• **Stored dataset records**
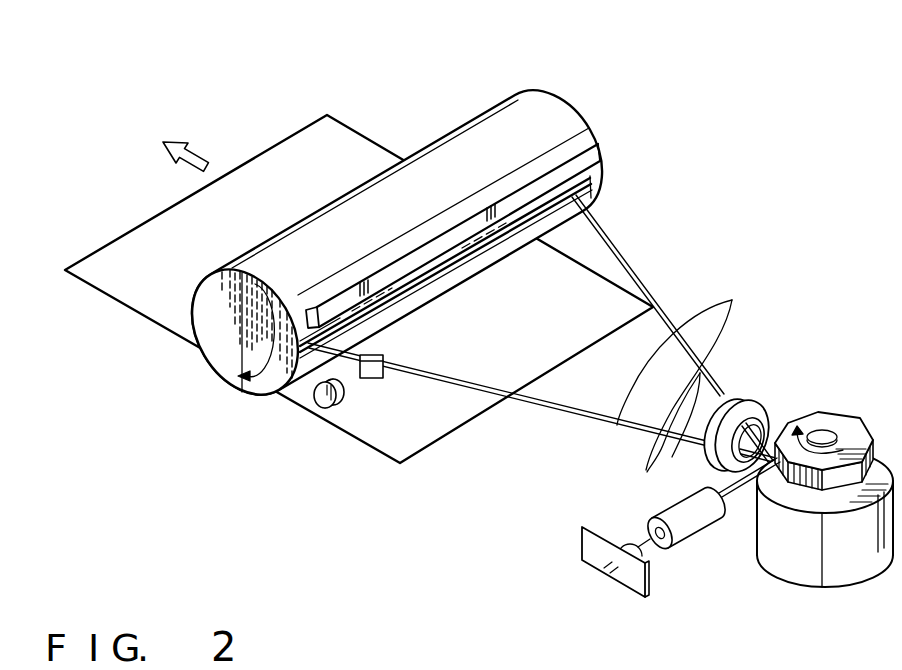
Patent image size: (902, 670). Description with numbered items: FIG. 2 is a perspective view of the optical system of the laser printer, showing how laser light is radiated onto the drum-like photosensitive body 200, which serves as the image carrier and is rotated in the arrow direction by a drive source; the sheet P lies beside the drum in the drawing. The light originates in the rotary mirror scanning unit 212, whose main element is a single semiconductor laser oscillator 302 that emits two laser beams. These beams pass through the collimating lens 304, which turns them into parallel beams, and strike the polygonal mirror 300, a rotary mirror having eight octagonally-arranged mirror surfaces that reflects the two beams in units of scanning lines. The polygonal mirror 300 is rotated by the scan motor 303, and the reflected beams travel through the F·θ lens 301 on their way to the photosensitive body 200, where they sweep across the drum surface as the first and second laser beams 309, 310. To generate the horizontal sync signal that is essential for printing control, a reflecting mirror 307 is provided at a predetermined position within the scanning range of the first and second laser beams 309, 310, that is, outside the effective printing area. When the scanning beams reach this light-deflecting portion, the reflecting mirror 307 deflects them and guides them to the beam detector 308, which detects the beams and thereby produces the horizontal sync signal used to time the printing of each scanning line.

The recording paper P is at (113, 300).
The photosensitive body 200 is at (568, 105).
The rotary mirror scanning unit 212 is at (848, 379).
The polygonal mirror 300 is at (818, 413).
The F·θ lens 301 is at (743, 400).
The semiconductor laser oscillator 302 is at (628, 598).
The scan motor 303 is at (826, 590).
The collimating lens 304 is at (703, 536).
The reflecting mirror 307 is at (377, 379).
The beam detector 308 is at (320, 410).
The first laser beam 309 is at (732, 300).
The second laser beam 310 is at (651, 444).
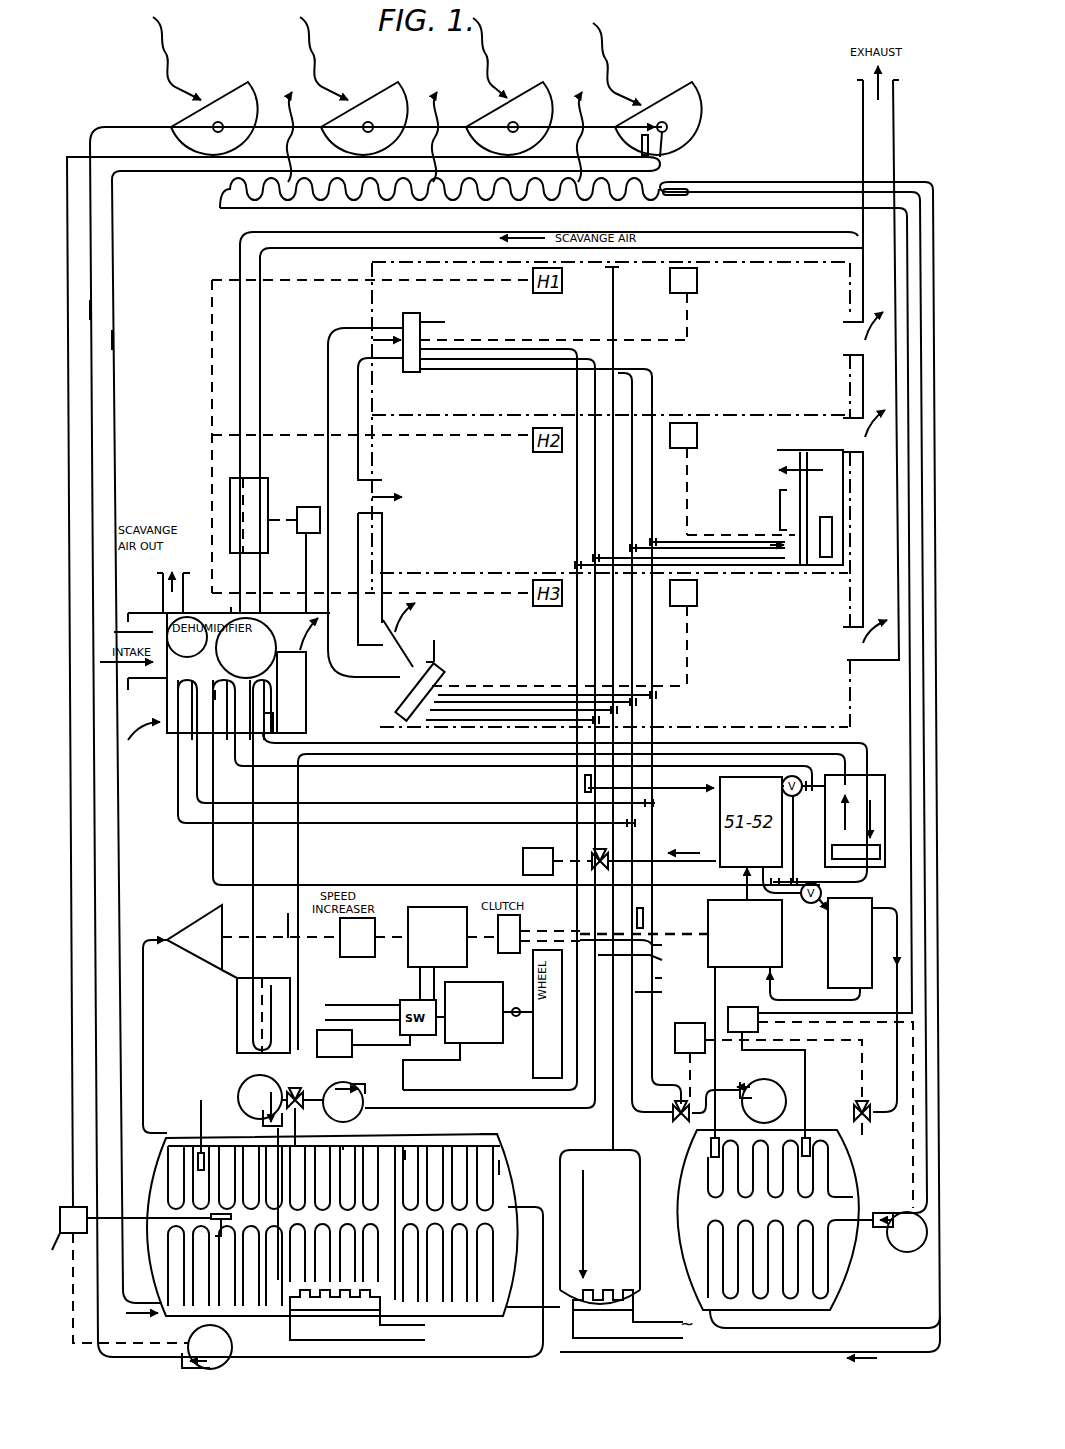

• **Problem details**
Reproduce all of these lines verbatim, omitting the pictures from your answer.

• **Response to this exercise**
Patent image size: (902, 670). Description with numbered items: FIG. 2 is a perspective view of the optical system of the laser printer, showing how laser light is radiated onto the drum-like photosensitive body 200, which serves as the image carrier and is rotated in the arrow direction by a drive source; the sheet P lies beside the drum in the drawing. The light originates in the rotary mirror scanning unit 212, whose main element is a single semiconductor laser oscillator 302 that emits two laser beams. These beams pass through the collimating lens 304, which turns them into parallel beams, and strike the polygonal mirror 300, a rotary mirror having eight octagonally-arranged mirror surfaces that reflects the two beams in units of scanning lines. The polygonal mirror 300 is rotated by the scan motor 303, and the reflected beams travel through the F·θ lens 301 on their way to the photosensitive body 200, where they sweep across the drum surface as the first and second laser beams 309, 310. To generate the horizontal sync signal that is essential for printing control, a reflecting mirror 307 is provided at a predetermined position within the scanning range of the first and second laser beams 309, 310, that is, outside the effective printing area. When the scanning beams reach this light-deflecting portion, the reflecting mirror 307 deflects them and guides them to the beam detector 308, which detects the beams and thereby produces the horizontal sync signal used to time the printing of each scanning line.

The recording paper P is at (113, 300).
The photosensitive body 200 is at (568, 105).
The rotary mirror scanning unit 212 is at (848, 379).
The polygonal mirror 300 is at (818, 413).
The F·θ lens 301 is at (743, 400).
The semiconductor laser oscillator 302 is at (628, 598).
The scan motor 303 is at (826, 590).
The collimating lens 304 is at (703, 536).
The reflecting mirror 307 is at (377, 379).
The beam detector 308 is at (320, 410).
The first laser beam 309 is at (732, 300).
The second laser beam 310 is at (651, 444).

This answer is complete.